WRITTEN PROBLEM
Leave the pictures aside and write out exactly every line from the one containing "Read this page and output its text content." through the last line.

DATASET RECORDS
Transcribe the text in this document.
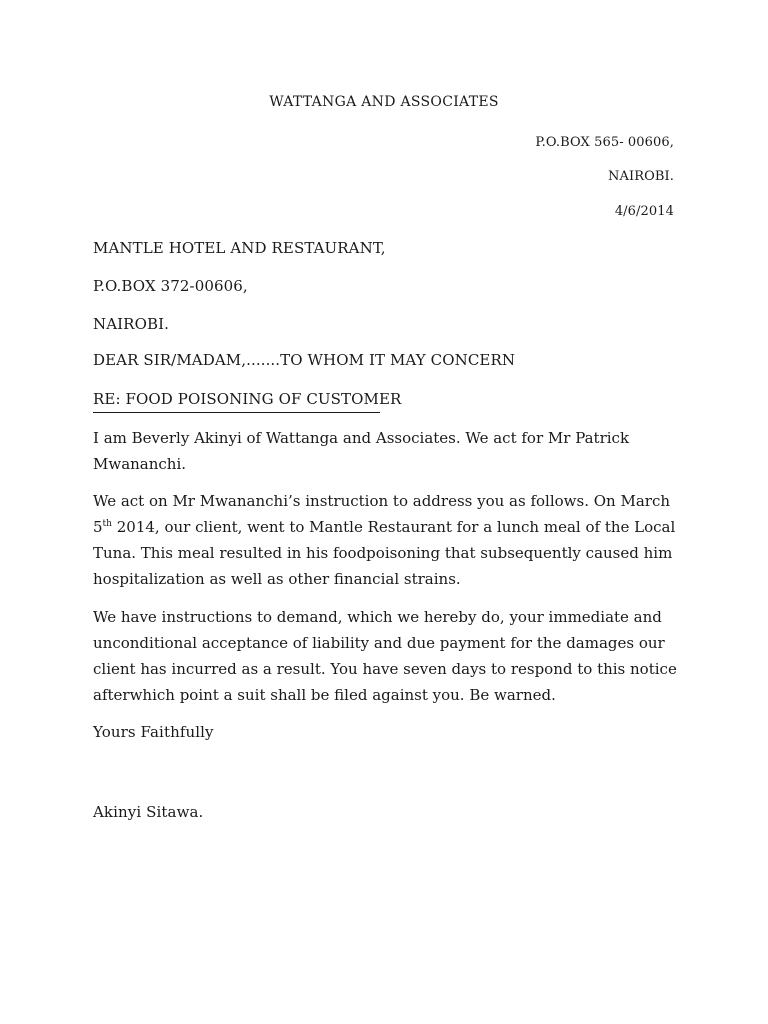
WATTANGA AND ASSOCIATES
P.O.BOX 565- 00606,
NAIROBI.
4/6/2014
MANTLE HOTEL AND RESTAURANT,
P.O.BOX 372-00606,
NAIROBI.
DEAR SIR/MADAM,.......TO WHOM IT MAY CONCERN
RE: FOOD POISONING OF CUSTOMER

I am Beverly Akinyi of Wattanga and Associates. We act for Mr Patrick

Mwananchi.

We act on Mr Mwananchi’s instruction to address you as follows. On March

5th 2014, our client, went to Mantle Restaurant for a lunch meal of the Local

Tuna. This meal resulted in his foodpoisoning that subsequently caused him

hospitalization as well as other financial strains.

We have instructions to demand, which we hereby do, your immediate and

unconditional acceptance of liability and due payment for the damages our

client has incurred as a result. You have seven days to respond to this notice

afterwhich point a suit shall be filed against you. Be warned.

Yours Faithfully
Akinyi Sitawa.
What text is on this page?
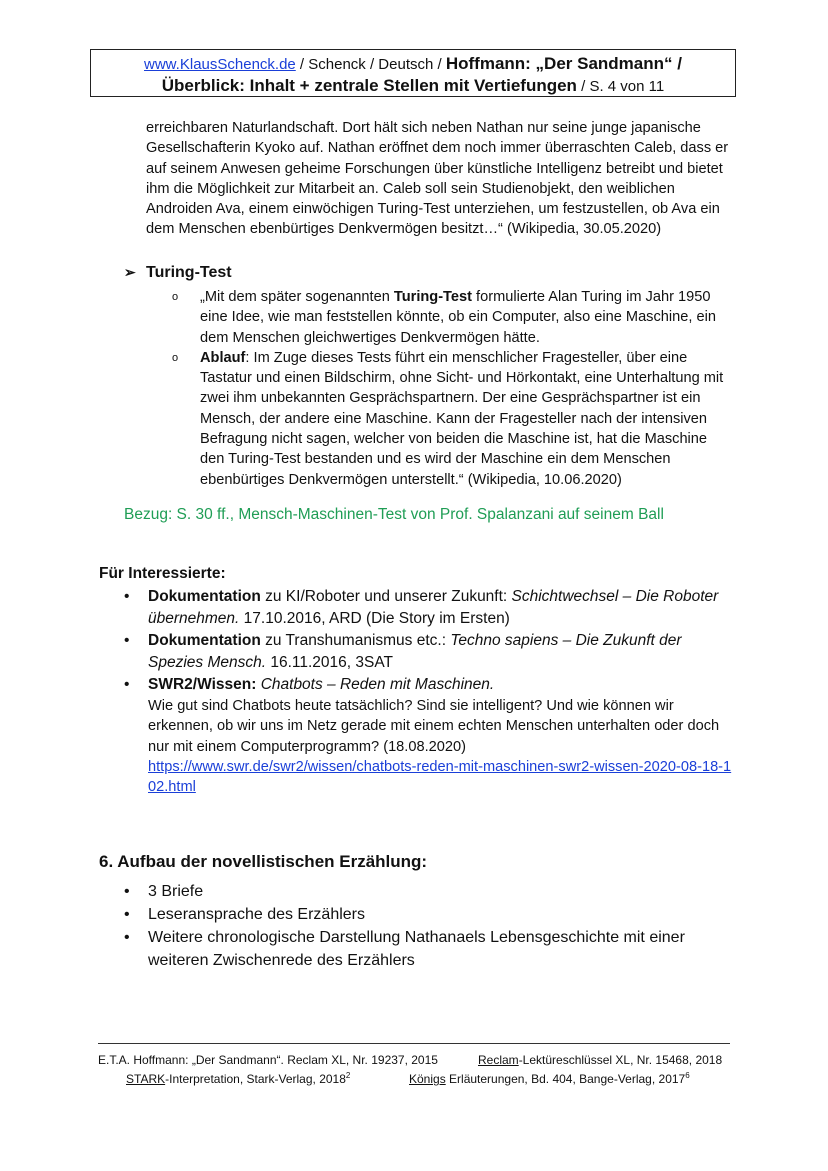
www.KlausSchenck.de / Schenck / Deutsch / Hoffmann: „Der Sandmann“ /
Überblick: Inhalt + zentrale Stellen mit Vertiefungen / S. 4 von 11
erreichbaren Naturlandschaft. Dort hält sich neben Nathan nur seine junge japanische Gesellschafterin Kyoko auf. Nathan eröffnet dem noch immer überraschten Caleb, dass er auf seinem Anwesen geheime Forschungen über künstliche Intelligenz betreibt und bietet ihm die Möglichkeit zur Mitarbeit an. Caleb soll sein Studienobjekt, den weiblichen Androiden Ava, einem einwöchigen Turing-Test unterziehen, um festzustellen, ob Ava ein dem Menschen ebenbürtiges Denkvermögen besitzt…“ (Wikipedia, 30.05.2020)
➢ Turing-Test
o „Mit dem später sogenannten Turing-Test formulierte Alan Turing im Jahr 1950 eine Idee, wie man feststellen könnte, ob ein Computer, also eine Maschine, ein dem Menschen gleichwertiges Denkvermögen hätte.
o Ablauf: Im Zuge dieses Tests führt ein menschlicher Fragesteller, über eine Tastatur und einen Bildschirm, ohne Sicht- und Hörkontakt, eine Unterhaltung mit zwei ihm unbekannten Gesprächspartnern. Der eine Gesprächspartner ist ein Mensch, der andere eine Maschine. Kann der Fragesteller nach der intensiven Befragung nicht sagen, welcher von beiden die Maschine ist, hat die Maschine den Turing-Test bestanden und es wird der Maschine ein dem Menschen ebenbürtiges Denkvermögen unterstellt.“ (Wikipedia, 10.06.2020)
Bezug: S. 30 ff., Mensch-Maschinen-Test von Prof. Spalanzani auf seinem Ball
Für Interessierte:
• Dokumentation zu KI/Roboter und unserer Zukunft: Schichtwechsel – Die Roboter übernehmen. 17.10.2016, ARD (Die Story im Ersten)
• Dokumentation zu Transhumanismus etc.: Techno sapiens – Die Zukunft der Spezies Mensch. 16.11.2016, 3SAT
• SWR2/Wissen: Chatbots – Reden mit Maschinen.
Wie gut sind Chatbots heute tatsächlich? Sind sie intelligent? Und wie können wir erkennen, ob wir uns im Netz gerade mit einem echten Menschen unterhalten oder doch nur mit einem Computerprogramm? (18.08.2020)
https://www.swr.de/swr2/wissen/chatbots-reden-mit-maschinen-swr2-wissen-2020-08-18-102.html
6. Aufbau der novellistischen Erzählung:
• 3 Briefe
• Leseransprache des Erzählers
• Weitere chronologische Darstellung Nathanaels Lebensgeschichte mit einer weiteren Zwischenrede des Erzählers
E.T.A. Hoffmann: „Der Sandmann“. Reclam XL, Nr. 19237, 2015	Reclam-Lektüreschlüssel XL, Nr. 15468, 2018
STARK-Interpretation, Stark-Verlag, 2018$^2$	Königs Erläuterungen, Bd. 404, Bange-Verlag, 2017$^6$
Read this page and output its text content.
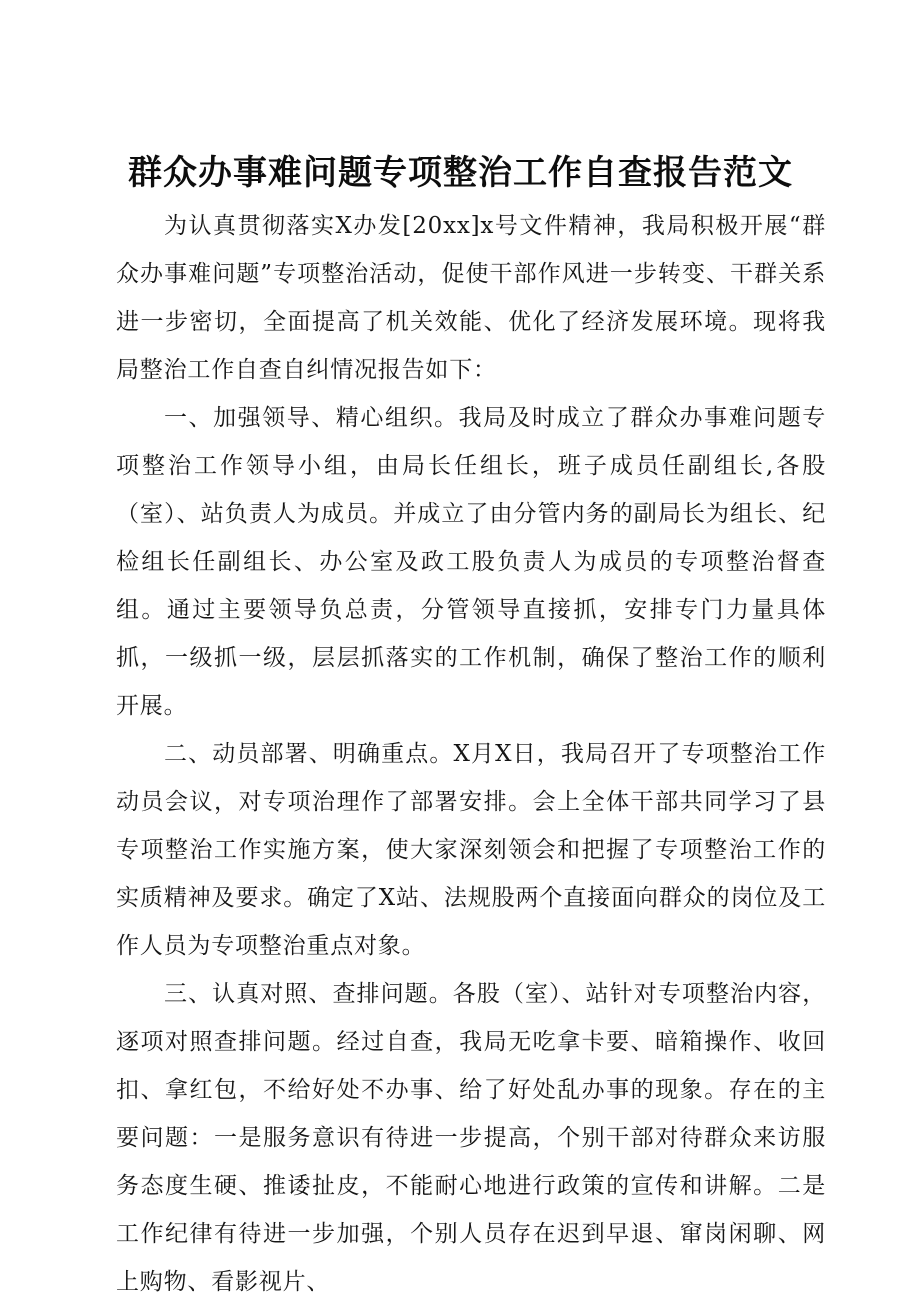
群众办事难问题专项整治工作自查报告范文

为认真贯彻落实X办发[20xx]x号文件精神，我局积极开展“群众办事难问题”专项整治活动，促使干部作风进一步转变、干群关系进一步密切，全面提高了机关效能、优化了经济发展环境。现将我局整治工作自查自纠情况报告如下：

一、加强领导、精心组织。我局及时成立了群众办事难问题专项整治工作领导小组，由局长任组长，班子成员任副组长,各股（室）、站负责人为成员。并成立了由分管内务的副局长为组长、纪检组长任副组长、办公室及政工股负责人为成员的专项整治督查组。通过主要领导负总责，分管领导直接抓，安排专门力量具体抓，一级抓一级，层层抓落实的工作机制，确保了整治工作的顺利开展。

二、动员部署、明确重点。X月X日，我局召开了专项整治工作动员会议，对专项治理作了部署安排。会上全体干部共同学习了县专项整治工作实施方案，使大家深刻领会和把握了专项整治工作的实质精神及要求。确定了X站、法规股两个直接面向群众的岗位及工作人员为专项整治重点对象。

三、认真对照、查排问题。各股（室）、站针对专项整治内容，逐项对照查排问题。经过自查，我局无吃拿卡要、暗箱操作、收回扣、拿红包，不给好处不办事、给了好处乱办事的现象。存在的主要问题：一是服务意识有待进一步提高，个别干部对待群众来访服务态度生硬、推诿扯皮，不能耐心地进行政策的宣传和讲解。二是工作纪律有待进一步加强，个别人员存在迟到早退、窜岗闲聊、网上购物、看影视片、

EXERCISE OUTPUT
Read this page and output its text content.
群众办事难问题专项整治工作自查报告范文

为认真贯彻落实X办发[20xx]x号文件精神，我局积极开展“群众办事难问题”专项整治活动，促使干部作风进一步转变、干群关系进一步密切，全面提高了机关效能、优化了经济发展环境。现将我局整治工作自查自纠情况报告如下：

一、加强领导、精心组织。我局及时成立了群众办事难问题专项整治工作领导小组，由局长任组长，班子成员任副组长,各股（室）、站负责人为成员。并成立了由分管内务的副局长为组长、纪检组长任副组长、办公室及政工股负责人为成员的专项整治督查组。通过主要领导负总责，分管领导直接抓，安排专门力量具体抓，一级抓一级，层层抓落实的工作机制，确保了整治工作的顺利开展。

二、动员部署、明确重点。X月X日，我局召开了专项整治工作动员会议，对专项治理作了部署安排。会上全体干部共同学习了县专项整治工作实施方案，使大家深刻领会和把握了专项整治工作的实质精神及要求。确定了X站、法规股两个直接面向群众的岗位及工作人员为专项整治重点对象。

三、认真对照、查排问题。各股（室）、站针对专项整治内容，逐项对照查排问题。经过自查，我局无吃拿卡要、暗箱操作、收回扣、拿红包，不给好处不办事、给了好处乱办事的现象。存在的主要问题：一是服务意识有待进一步提高，个别干部对待群众来访服务态度生硬、推诿扯皮，不能耐心地进行政策的宣传和讲解。二是工作纪律有待进一步加强，个别人员存在迟到早退、窜岗闲聊、网上购物、看影视片、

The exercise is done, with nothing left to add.